PROMPT — All of the material below is to be restated word for word, apart from the pictures.

--- START ---

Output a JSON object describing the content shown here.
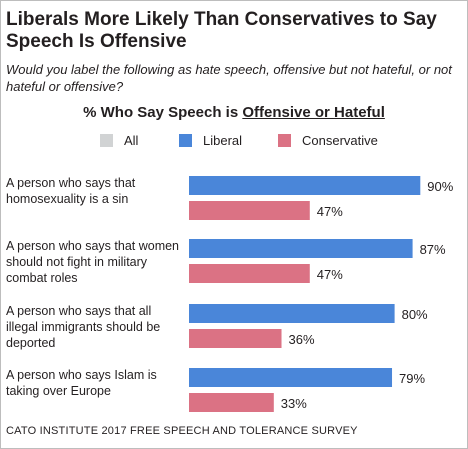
{
  "title": "Liberals More Likely Than Conservatives to Say Speech Is Offensive",
  "subtitle": "Would you label the following as hate speech, offensive but not hateful, or not hateful or offensive?",
  "heading_prefix": "% Who Say Speech is ",
  "heading_underlined": "Offensive or Hateful",
  "source": "CATO INSTITUTE 2017 FREE SPEECH AND TOLERANCE SURVEY",
  "colors": {
    "all": "#d1d3d4",
    "liberal": "#4a86d9",
    "conservative": "#db7284"
  },
  "chart_data": {
    "type": "bar",
    "orientation": "horizontal",
    "title": "% Who Say Speech is Offensive or Hateful",
    "legend": [
      "All",
      "Liberal",
      "Conservative"
    ],
    "categories": [
      [
        "A person who says that",
        "homosexuality is a sin"
      ],
      [
        "A person who says that women",
        "should not fight in military",
        "combat roles"
      ],
      [
        "A person who says that all",
        "illegal immigrants should be",
        "deported"
      ],
      [
        "A person who says Islam is",
        "taking over Europe"
      ]
    ],
    "series": [
      {
        "name": "Liberal",
        "values": [
          90,
          87,
          80,
          79
        ],
        "labels": [
          "90%",
          "87%",
          "80%",
          "79%"
        ]
      },
      {
        "name": "Conservative",
        "values": [
          47,
          47,
          36,
          33
        ],
        "labels": [
          "47%",
          "47%",
          "36%",
          "33%"
        ]
      }
    ],
    "xlim": [
      0,
      100
    ],
    "unit": "%"
  }
}
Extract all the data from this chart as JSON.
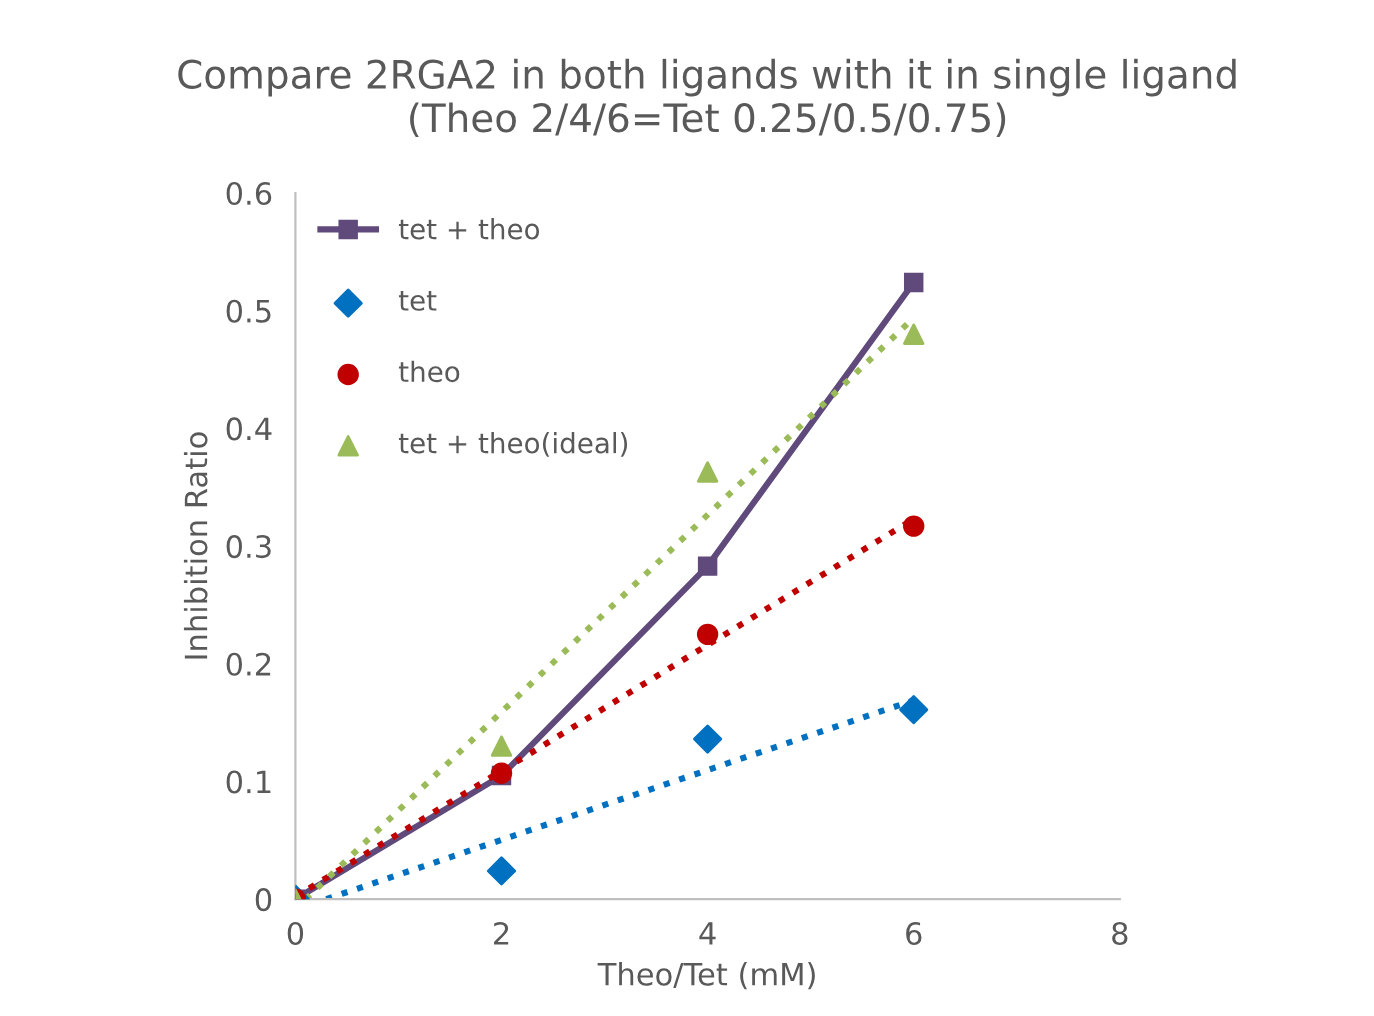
{
  "chart_data": {
    "type": "scatter",
    "title": "Compare 2RGA2 in both ligands with it in single ligand\n(Theo 2/4/6=Tet 0.25/0.5/0.75)",
    "xlabel": "Theo/Tet (mM)",
    "ylabel": "Inhibition Ratio",
    "xlim": [
      0,
      8
    ],
    "xticks": [
      0,
      2,
      4,
      6,
      8
    ],
    "ylim": [
      0,
      0.6
    ],
    "yticks": [
      0,
      0.1,
      0.2,
      0.3,
      0.4,
      0.5,
      0.6
    ],
    "grid": false,
    "legend": "top left",
    "series": [
      {
        "name": "tet + theo",
        "type": "line",
        "marker": "square",
        "line_style": "solid",
        "color": "#604a7b",
        "x": [
          0,
          2,
          4,
          6
        ],
        "values": [
          0,
          0.105,
          0.283,
          0.524
        ]
      },
      {
        "name": "tet",
        "marker": "diamond",
        "color": "#0070c0",
        "x": [
          0,
          2,
          4,
          6
        ],
        "values": [
          0,
          0.024,
          0.136,
          0.161
        ]
      },
      {
        "name": "theo",
        "marker": "circle",
        "color": "#c00000",
        "x": [
          0,
          2,
          4,
          6
        ],
        "values": [
          0,
          0.107,
          0.225,
          0.317
        ]
      },
      {
        "name": "tet + theo(ideal)",
        "marker": "triangle",
        "color": "#9bbb59",
        "x": [
          0,
          2,
          4,
          6
        ],
        "values": [
          0,
          0.13,
          0.363,
          0.48
        ]
      },
      {
        "type": "line",
        "marker": "none",
        "line_style": "dotted",
        "color": "#0070c0",
        "x": [
          0.3,
          6
        ],
        "values": [
          0,
          0.169
        ]
      },
      {
        "type": "line",
        "marker": "none",
        "line_style": "dotted",
        "color": "#c00000",
        "x": [
          0,
          6
        ],
        "values": [
          0.002,
          0.323
        ]
      },
      {
        "type": "line",
        "marker": "none",
        "line_style": "dotted",
        "color": "#9bbb59",
        "x": [
          0.1,
          6
        ],
        "values": [
          0,
          0.494
        ]
      }
    ]
  }
}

--- END ---

SOLUTION TO THE PROBLEM —
Output a JSON object describing the content shown here.
{
  "title": "Liberals More Likely Than Conservatives to Say Speech Is Offensive",
  "subtitle": "Would you label the following as hate speech, offensive but not hateful, or not hateful or offensive?",
  "heading_prefix": "% Who Say Speech is ",
  "heading_underlined": "Offensive or Hateful",
  "source": "CATO INSTITUTE 2017 FREE SPEECH AND TOLERANCE SURVEY",
  "colors": {
    "all": "#d1d3d4",
    "liberal": "#4a86d9",
    "conservative": "#db7284"
  },
  "chart_data": {
    "type": "bar",
    "orientation": "horizontal",
    "title": "% Who Say Speech is Offensive or Hateful",
    "legend": [
      "All",
      "Liberal",
      "Conservative"
    ],
    "categories": [
      [
        "A person who says that",
        "homosexuality is a sin"
      ],
      [
        "A person who says that women",
        "should not fight in military",
        "combat roles"
      ],
      [
        "A person who says that all",
        "illegal immigrants should be",
        "deported"
      ],
      [
        "A person who says Islam is",
        "taking over Europe"
      ]
    ],
    "series": [
      {
        "name": "Liberal",
        "values": [
          90,
          87,
          80,
          79
        ],
        "labels": [
          "90%",
          "87%",
          "80%",
          "79%"
        ]
      },
      {
        "name": "Conservative",
        "values": [
          47,
          47,
          36,
          33
        ],
        "labels": [
          "47%",
          "47%",
          "36%",
          "33%"
        ]
      }
    ],
    "xlim": [
      0,
      100
    ],
    "unit": "%"
  }
}
Extract all the data from this chart as JSON.
{
  "chart_data": {
    "type": "scatter",
    "title": "Compare 2RGA2 in both ligands with it in single ligand\n(Theo 2/4/6=Tet 0.25/0.5/0.75)",
    "xlabel": "Theo/Tet (mM)",
    "ylabel": "Inhibition Ratio",
    "xlim": [
      0,
      8
    ],
    "xticks": [
      0,
      2,
      4,
      6,
      8
    ],
    "ylim": [
      0,
      0.6
    ],
    "yticks": [
      0,
      0.1,
      0.2,
      0.3,
      0.4,
      0.5,
      0.6
    ],
    "grid": false,
    "legend": "top left",
    "series": [
      {
        "name": "tet + theo",
        "type": "line",
        "marker": "square",
        "line_style": "solid",
        "color": "#604a7b",
        "x": [
          0,
          2,
          4,
          6
        ],
        "values": [
          0,
          0.105,
          0.283,
          0.524
        ]
      },
      {
        "name": "tet",
        "marker": "diamond",
        "color": "#0070c0",
        "x": [
          0,
          2,
          4,
          6
        ],
        "values": [
          0,
          0.024,
          0.136,
          0.161
        ]
      },
      {
        "name": "theo",
        "marker": "circle",
        "color": "#c00000",
        "x": [
          0,
          2,
          4,
          6
        ],
        "values": [
          0,
          0.107,
          0.225,
          0.317
        ]
      },
      {
        "name": "tet + theo(ideal)",
        "marker": "triangle",
        "color": "#9bbb59",
        "x": [
          0,
          2,
          4,
          6
        ],
        "values": [
          0,
          0.13,
          0.363,
          0.48
        ]
      },
      {
        "type": "line",
        "marker": "none",
        "line_style": "dotted",
        "color": "#0070c0",
        "x": [
          0.3,
          6
        ],
        "values": [
          0,
          0.169
        ]
      },
      {
        "type": "line",
        "marker": "none",
        "line_style": "dotted",
        "color": "#c00000",
        "x": [
          0,
          6
        ],
        "values": [
          0.002,
          0.323
        ]
      },
      {
        "type": "line",
        "marker": "none",
        "line_style": "dotted",
        "color": "#9bbb59",
        "x": [
          0.1,
          6
        ],
        "values": [
          0,
          0.494
        ]
      }
    ]
  }
}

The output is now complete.